>> begin MATERIAL SUPPLIED
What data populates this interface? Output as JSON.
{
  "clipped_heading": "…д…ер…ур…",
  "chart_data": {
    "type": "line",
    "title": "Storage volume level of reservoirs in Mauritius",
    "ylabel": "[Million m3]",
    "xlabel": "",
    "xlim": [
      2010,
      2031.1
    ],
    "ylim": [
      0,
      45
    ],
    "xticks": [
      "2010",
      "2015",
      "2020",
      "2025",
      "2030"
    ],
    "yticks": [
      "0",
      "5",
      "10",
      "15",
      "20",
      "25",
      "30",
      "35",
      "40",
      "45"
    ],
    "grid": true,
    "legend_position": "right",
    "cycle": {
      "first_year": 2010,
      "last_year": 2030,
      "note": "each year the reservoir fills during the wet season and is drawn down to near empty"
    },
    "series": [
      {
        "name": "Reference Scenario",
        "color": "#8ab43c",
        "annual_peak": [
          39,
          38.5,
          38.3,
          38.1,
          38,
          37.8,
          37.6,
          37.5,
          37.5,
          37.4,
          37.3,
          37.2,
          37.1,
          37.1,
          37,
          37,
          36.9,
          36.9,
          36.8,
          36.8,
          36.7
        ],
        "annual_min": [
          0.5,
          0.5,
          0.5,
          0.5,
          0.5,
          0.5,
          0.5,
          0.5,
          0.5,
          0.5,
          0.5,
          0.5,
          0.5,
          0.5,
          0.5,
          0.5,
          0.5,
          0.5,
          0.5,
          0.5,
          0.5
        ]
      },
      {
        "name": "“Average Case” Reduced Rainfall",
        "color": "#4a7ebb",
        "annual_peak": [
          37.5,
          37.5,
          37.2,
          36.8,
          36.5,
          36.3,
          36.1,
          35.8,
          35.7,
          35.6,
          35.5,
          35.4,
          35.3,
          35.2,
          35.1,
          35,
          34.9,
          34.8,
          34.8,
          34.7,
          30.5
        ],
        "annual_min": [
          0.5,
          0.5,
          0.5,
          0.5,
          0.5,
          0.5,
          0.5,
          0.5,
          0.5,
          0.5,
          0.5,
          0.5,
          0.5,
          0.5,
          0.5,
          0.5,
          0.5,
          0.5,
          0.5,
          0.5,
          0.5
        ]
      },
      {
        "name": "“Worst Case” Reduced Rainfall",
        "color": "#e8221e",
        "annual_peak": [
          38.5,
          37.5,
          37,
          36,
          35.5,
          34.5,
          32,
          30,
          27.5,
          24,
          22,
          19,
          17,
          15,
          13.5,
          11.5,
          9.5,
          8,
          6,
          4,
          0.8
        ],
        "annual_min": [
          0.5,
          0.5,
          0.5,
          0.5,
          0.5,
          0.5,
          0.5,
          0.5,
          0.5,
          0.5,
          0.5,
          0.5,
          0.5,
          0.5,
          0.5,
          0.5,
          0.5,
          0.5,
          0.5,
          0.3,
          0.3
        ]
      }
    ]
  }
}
>> end MATERIAL SUPPLIED
:: PROBLEM REQUIREMENTS ::
Each line that has the word "color" counts once. How many such lines are in the data? Give the number alone.

:: PROBLEM SOLUTION ::
3